*SHORT EXERCISE*
Rewrite the listing from its first line through the line containing "nav-item-store[interactable]: 스토어 (615, 155, 658, 171)", substituting "choice-label" for "option-label" and keeping everything else identical. Output only those lines.

---- EXERCISE DATA

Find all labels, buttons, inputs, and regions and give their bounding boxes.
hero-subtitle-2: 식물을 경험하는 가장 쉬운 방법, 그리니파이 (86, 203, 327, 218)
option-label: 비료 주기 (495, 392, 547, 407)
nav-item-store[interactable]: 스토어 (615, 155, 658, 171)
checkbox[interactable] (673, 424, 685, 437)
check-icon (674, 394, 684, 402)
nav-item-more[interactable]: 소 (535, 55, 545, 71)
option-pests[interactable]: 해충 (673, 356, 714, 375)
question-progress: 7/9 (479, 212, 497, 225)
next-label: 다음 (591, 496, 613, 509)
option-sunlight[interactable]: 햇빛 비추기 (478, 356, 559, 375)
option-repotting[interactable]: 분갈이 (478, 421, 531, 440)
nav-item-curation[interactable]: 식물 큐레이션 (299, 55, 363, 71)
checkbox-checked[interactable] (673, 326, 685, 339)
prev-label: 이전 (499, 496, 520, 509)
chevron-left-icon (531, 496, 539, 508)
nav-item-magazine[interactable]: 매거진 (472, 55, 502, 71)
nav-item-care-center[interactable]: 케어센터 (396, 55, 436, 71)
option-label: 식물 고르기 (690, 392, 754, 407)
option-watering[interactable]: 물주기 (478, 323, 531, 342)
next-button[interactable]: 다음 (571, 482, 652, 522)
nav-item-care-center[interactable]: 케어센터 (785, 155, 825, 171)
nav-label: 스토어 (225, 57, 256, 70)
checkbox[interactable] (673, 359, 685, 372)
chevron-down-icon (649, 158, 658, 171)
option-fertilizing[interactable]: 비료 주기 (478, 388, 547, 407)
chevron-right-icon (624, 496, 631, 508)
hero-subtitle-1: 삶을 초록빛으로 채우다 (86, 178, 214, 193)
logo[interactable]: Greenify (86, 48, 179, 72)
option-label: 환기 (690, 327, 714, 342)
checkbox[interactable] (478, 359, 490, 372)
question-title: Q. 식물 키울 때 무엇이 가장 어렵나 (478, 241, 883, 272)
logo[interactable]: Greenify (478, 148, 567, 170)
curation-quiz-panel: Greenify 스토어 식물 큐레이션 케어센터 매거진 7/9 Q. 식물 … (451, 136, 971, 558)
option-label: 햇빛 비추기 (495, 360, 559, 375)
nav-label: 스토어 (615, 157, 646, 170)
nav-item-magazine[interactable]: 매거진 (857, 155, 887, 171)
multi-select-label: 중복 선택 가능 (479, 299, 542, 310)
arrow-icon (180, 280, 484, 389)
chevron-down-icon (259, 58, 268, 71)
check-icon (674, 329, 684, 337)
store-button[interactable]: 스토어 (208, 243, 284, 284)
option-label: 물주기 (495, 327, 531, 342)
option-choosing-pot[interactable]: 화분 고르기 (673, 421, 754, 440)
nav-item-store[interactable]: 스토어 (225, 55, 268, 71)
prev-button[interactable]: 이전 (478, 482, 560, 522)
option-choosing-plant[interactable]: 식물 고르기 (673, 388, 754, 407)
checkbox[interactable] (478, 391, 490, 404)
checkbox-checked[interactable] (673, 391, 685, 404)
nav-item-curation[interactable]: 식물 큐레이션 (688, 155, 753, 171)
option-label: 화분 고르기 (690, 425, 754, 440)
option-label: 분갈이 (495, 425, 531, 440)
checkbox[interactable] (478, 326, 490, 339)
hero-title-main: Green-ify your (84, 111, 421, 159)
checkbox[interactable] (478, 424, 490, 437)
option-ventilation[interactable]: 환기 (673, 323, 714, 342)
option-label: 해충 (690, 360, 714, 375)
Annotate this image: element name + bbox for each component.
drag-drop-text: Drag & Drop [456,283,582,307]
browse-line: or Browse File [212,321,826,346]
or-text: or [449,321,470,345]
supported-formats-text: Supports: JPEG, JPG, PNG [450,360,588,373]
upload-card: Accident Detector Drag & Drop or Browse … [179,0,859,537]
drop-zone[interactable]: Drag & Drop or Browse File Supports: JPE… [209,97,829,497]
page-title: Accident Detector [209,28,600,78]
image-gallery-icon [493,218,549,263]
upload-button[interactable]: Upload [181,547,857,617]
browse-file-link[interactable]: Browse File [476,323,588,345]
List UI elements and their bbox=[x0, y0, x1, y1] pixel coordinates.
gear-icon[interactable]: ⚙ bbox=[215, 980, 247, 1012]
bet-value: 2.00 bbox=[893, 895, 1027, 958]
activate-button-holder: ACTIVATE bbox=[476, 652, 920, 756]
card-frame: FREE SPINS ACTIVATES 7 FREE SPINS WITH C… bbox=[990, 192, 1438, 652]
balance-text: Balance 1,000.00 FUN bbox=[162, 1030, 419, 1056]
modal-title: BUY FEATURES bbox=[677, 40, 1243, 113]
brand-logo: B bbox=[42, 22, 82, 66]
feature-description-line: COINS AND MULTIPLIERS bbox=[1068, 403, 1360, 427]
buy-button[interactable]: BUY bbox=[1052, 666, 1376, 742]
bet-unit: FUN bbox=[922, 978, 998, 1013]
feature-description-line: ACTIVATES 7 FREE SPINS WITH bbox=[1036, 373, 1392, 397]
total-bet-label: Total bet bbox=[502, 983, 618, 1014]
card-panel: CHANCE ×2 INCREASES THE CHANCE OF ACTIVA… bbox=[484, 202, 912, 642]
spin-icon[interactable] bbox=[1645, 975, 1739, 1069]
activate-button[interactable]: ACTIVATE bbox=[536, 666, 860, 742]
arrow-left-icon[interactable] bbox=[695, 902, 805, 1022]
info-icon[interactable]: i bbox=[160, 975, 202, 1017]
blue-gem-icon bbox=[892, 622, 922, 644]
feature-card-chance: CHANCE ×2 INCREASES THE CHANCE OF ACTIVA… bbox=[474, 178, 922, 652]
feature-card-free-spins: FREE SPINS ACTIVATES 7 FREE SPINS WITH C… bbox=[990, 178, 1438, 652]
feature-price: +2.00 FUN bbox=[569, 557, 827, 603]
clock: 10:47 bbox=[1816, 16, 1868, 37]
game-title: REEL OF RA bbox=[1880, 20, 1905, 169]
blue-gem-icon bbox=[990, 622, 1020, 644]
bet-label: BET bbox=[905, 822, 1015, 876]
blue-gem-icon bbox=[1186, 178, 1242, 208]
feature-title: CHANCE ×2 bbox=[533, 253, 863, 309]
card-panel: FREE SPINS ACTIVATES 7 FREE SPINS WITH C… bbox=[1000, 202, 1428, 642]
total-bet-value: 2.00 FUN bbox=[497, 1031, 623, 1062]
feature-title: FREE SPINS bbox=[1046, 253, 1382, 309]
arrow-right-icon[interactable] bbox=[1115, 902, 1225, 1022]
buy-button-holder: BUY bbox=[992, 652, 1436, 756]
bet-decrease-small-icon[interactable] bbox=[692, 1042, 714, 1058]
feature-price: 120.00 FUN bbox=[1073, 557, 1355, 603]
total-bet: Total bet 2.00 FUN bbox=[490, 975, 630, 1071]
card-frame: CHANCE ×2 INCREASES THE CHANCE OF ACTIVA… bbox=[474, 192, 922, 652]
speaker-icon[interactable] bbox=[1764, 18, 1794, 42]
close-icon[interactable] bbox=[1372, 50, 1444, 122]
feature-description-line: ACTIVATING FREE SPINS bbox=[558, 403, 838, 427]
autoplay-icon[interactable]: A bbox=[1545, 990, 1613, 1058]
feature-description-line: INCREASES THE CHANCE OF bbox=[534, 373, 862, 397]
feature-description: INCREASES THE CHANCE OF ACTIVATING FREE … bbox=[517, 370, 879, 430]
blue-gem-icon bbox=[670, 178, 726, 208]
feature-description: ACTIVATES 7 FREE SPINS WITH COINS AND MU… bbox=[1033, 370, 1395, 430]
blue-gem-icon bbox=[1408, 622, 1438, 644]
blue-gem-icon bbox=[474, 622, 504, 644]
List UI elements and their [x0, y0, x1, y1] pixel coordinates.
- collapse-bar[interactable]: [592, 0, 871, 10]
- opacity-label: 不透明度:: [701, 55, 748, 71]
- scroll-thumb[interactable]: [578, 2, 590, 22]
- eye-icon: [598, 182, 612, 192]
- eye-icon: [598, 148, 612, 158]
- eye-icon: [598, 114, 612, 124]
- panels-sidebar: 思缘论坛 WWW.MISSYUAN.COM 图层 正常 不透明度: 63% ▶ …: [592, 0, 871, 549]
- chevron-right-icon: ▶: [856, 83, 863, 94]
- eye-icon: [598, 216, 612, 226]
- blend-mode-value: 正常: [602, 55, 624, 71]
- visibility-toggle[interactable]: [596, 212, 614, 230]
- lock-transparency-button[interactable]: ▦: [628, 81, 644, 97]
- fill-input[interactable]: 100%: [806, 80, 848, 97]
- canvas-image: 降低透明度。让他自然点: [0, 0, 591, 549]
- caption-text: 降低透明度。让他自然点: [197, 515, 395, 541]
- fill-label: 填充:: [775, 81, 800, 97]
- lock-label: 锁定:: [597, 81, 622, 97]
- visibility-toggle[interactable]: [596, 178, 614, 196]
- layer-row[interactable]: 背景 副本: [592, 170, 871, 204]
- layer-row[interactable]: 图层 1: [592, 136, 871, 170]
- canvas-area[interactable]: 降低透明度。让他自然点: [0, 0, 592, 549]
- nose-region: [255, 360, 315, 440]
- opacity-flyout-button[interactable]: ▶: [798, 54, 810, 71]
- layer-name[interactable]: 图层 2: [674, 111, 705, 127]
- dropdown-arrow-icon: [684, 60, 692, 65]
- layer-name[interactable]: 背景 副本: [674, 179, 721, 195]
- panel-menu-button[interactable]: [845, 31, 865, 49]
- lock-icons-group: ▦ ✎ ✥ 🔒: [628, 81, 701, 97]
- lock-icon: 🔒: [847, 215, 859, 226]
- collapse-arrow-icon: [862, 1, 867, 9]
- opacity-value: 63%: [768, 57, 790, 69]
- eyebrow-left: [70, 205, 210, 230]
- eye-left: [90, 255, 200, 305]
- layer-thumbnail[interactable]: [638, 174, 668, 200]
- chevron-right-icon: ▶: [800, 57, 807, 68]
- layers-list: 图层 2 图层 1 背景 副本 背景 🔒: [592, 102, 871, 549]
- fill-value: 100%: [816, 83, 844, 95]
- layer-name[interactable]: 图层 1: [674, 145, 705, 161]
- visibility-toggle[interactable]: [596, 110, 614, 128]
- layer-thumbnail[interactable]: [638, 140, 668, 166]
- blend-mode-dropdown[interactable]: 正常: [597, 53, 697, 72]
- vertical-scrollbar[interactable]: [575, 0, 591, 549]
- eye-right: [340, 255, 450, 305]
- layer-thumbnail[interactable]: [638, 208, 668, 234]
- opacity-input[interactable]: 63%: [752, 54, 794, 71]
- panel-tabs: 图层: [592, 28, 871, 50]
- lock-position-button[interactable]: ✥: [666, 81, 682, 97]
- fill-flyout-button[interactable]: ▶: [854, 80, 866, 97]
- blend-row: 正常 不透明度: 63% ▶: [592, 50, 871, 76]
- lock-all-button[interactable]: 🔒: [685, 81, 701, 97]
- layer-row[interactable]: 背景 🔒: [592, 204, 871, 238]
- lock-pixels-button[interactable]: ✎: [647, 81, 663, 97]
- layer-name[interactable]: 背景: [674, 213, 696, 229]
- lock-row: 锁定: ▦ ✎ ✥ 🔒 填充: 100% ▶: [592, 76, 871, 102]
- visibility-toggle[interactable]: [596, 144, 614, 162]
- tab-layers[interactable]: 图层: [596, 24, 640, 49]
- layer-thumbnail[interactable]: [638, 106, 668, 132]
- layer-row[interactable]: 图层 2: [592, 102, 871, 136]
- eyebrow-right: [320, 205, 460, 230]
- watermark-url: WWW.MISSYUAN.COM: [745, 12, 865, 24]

--------

*WORKED ANSWER*
Find all labels, buttons, inputs, and regions and give their bounding boxes.
hero-subtitle-2: 식물을 경험하는 가장 쉬운 방법, 그리니파이 (86, 203, 327, 218)
choice-label: 비료 주기 (495, 392, 547, 407)
nav-item-store[interactable]: 스토어 (615, 155, 658, 171)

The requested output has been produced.